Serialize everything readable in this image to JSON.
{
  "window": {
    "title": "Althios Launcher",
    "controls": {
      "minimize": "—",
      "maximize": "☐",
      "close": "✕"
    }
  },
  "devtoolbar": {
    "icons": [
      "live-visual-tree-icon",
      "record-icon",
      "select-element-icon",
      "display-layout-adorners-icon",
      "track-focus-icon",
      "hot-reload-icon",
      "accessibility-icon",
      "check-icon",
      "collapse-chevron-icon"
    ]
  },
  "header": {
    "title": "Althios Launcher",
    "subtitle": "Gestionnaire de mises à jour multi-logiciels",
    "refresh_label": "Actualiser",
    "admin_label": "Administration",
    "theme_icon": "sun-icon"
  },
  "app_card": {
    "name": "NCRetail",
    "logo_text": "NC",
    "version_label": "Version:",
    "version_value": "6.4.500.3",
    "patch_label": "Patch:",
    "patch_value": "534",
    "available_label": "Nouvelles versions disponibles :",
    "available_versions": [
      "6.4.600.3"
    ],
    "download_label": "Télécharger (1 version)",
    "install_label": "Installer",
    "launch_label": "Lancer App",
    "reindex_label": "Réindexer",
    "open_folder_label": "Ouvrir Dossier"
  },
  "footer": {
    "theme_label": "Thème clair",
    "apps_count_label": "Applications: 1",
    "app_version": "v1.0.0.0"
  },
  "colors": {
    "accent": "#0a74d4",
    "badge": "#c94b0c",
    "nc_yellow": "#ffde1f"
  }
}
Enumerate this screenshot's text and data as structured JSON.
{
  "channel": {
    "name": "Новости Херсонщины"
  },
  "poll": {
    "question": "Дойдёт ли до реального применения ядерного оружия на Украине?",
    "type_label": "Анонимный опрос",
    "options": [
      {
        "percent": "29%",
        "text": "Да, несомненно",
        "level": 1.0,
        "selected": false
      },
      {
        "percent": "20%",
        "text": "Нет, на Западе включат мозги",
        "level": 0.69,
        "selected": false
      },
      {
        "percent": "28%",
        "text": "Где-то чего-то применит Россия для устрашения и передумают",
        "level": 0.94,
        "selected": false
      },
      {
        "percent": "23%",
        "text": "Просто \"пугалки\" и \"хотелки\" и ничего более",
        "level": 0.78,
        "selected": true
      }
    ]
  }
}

◇ ◇ ◇

- _Given problem_
Beginning with the line that contains "Enumerate this screenshot's", quote each line exactly through the last line of the entries above, and nothing beyond them.

- _Task answer_
Enumerate this screenshot's text and data as structured JSON.
{
  "channel": {
    "name": "Новости Херсонщины"
  },
  "poll": {
    "question": "Дойдёт ли до реального применения ядерного оружия на Украине?",
    "type_label": "Анонимный опрос",
    "options": [
      {
        "percent": "29%",
        "text": "Да, несомненно",
        "level": 1.0,
        "selected": false
      },
      {
        "percent": "20%",
        "text": "Нет, на Западе включат мозги",
        "level": 0.69,
        "selected": false
      },
      {
        "percent": "28%",
        "text": "Где-то чего-то применит Россия для устрашения и передумают",
        "level": 0.94,
        "selected": false
      },
      {
        "percent": "23%",
        "text": "Просто \"пугалки\" и \"хотелки\" и ничего более",
        "level": 0.78,
        "selected": true
      }
    ]
  }
}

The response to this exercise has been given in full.